Records about charts and figures:
━━━━━━━━━━━━━━━━━━━━━━━━━━━━━━
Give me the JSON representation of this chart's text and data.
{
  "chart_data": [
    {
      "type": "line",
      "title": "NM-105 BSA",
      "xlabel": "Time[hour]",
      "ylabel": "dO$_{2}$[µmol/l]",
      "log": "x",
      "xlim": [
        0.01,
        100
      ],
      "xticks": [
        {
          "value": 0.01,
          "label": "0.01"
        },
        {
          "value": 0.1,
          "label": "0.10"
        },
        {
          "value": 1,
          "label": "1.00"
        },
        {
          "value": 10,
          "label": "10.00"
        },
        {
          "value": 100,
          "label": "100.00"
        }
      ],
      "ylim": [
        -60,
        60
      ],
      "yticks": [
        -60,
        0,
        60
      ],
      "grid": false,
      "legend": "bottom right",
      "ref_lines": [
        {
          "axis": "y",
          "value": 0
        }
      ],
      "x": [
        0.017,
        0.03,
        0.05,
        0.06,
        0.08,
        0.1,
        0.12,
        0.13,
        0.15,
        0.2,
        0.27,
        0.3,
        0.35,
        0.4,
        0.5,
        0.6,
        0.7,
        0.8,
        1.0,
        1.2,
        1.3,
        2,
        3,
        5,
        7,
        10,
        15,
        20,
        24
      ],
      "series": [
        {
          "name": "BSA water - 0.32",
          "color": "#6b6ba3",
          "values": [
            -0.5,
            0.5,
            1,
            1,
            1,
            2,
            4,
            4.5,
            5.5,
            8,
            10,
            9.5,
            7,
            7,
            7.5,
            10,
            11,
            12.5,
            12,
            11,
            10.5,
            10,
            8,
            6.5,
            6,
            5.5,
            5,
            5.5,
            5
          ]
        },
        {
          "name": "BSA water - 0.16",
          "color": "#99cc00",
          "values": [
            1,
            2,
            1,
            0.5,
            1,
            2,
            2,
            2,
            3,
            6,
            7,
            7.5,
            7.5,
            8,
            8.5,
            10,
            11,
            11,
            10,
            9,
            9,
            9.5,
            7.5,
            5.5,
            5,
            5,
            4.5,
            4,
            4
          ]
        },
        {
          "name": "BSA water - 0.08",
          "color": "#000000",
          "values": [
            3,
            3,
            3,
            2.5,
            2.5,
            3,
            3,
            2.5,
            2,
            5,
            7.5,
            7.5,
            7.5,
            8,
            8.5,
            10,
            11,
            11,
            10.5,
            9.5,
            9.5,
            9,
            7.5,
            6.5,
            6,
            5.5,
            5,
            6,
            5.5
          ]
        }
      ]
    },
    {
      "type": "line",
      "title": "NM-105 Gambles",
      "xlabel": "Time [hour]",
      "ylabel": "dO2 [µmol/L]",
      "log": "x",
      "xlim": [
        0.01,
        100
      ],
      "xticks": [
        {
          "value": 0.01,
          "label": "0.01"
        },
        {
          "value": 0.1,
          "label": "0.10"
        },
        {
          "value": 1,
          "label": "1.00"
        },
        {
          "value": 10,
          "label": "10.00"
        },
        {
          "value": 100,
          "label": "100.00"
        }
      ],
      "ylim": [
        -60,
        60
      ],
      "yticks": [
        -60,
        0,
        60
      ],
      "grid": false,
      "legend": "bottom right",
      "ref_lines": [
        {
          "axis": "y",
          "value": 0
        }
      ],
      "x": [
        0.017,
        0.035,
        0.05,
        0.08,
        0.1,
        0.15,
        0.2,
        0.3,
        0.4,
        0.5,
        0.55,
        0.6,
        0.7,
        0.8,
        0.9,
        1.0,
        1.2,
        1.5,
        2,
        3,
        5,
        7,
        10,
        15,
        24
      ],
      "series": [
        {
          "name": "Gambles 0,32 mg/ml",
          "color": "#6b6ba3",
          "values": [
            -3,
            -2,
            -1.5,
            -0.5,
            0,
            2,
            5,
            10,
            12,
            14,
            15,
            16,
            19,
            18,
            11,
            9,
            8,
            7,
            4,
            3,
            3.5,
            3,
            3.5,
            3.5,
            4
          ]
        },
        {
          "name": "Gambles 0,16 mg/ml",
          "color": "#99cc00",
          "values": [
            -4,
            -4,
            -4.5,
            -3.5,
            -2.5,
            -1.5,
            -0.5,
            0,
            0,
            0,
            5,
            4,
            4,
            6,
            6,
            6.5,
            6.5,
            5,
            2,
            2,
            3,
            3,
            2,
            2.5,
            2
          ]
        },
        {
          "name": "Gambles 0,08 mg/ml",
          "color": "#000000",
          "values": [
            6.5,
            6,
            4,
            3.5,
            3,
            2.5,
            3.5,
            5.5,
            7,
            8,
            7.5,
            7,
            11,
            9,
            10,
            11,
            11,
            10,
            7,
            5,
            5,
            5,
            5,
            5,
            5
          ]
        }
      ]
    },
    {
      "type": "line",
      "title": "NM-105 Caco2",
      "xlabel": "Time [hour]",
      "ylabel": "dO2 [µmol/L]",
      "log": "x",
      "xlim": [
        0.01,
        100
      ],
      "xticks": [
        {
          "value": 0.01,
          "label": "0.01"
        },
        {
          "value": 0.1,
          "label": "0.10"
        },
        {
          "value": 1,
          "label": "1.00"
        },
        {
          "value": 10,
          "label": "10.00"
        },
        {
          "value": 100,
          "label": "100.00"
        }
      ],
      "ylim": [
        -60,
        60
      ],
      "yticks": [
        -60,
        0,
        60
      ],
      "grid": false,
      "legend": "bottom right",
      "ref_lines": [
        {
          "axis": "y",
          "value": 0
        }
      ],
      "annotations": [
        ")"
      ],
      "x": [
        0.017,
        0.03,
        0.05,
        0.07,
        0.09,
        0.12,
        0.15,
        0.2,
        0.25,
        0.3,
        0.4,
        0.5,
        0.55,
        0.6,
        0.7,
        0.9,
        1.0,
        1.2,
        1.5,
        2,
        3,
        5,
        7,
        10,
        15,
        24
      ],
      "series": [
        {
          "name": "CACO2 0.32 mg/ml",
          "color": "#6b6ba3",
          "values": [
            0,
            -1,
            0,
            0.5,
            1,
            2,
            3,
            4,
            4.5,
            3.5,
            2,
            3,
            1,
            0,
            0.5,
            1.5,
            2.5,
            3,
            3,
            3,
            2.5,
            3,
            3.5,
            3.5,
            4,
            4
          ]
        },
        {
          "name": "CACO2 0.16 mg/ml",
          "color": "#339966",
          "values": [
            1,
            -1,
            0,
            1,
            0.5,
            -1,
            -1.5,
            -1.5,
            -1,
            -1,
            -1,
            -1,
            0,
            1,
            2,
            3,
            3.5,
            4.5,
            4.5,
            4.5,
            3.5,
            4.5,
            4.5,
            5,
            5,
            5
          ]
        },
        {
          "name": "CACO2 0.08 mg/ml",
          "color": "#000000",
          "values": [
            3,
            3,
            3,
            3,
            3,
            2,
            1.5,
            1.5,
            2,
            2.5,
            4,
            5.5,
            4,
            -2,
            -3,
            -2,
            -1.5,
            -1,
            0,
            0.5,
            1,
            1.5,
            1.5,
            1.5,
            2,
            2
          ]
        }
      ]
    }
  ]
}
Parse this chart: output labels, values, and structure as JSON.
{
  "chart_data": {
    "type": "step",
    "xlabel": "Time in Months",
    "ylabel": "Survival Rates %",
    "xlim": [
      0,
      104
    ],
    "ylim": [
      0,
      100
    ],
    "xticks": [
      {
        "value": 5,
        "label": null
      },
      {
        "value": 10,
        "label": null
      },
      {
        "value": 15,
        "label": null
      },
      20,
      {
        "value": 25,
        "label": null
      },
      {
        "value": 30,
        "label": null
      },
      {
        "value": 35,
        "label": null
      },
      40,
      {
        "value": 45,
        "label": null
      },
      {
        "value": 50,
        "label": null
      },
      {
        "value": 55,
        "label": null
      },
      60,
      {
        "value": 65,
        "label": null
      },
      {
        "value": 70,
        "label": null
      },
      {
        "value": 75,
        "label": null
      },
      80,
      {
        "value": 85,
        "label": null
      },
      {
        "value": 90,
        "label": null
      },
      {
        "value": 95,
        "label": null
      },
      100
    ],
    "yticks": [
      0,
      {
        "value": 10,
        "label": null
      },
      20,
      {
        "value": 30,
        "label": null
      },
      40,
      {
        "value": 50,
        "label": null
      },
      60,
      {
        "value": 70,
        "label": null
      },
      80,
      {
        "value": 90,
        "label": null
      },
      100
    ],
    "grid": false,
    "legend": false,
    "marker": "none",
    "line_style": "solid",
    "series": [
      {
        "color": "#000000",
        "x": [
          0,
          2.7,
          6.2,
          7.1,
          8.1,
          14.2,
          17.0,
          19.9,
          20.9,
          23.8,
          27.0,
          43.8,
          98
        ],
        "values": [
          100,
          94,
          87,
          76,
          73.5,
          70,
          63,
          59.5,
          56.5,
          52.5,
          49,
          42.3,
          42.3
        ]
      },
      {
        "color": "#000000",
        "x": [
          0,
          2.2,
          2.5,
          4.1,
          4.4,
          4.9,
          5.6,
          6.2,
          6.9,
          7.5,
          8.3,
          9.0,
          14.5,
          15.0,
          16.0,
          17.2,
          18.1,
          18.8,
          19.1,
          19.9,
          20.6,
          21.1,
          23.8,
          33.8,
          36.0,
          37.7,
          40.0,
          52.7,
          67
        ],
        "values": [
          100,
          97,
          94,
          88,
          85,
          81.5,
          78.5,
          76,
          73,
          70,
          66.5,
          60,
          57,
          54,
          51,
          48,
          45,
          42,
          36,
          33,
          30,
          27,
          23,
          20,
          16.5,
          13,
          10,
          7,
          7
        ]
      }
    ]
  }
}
━━━━━━━━━━━━━━━━━━━━━━━━━━━━━━
Looking at the entries above, state how many lines contain "name"; give the number alone.

*Full response*
9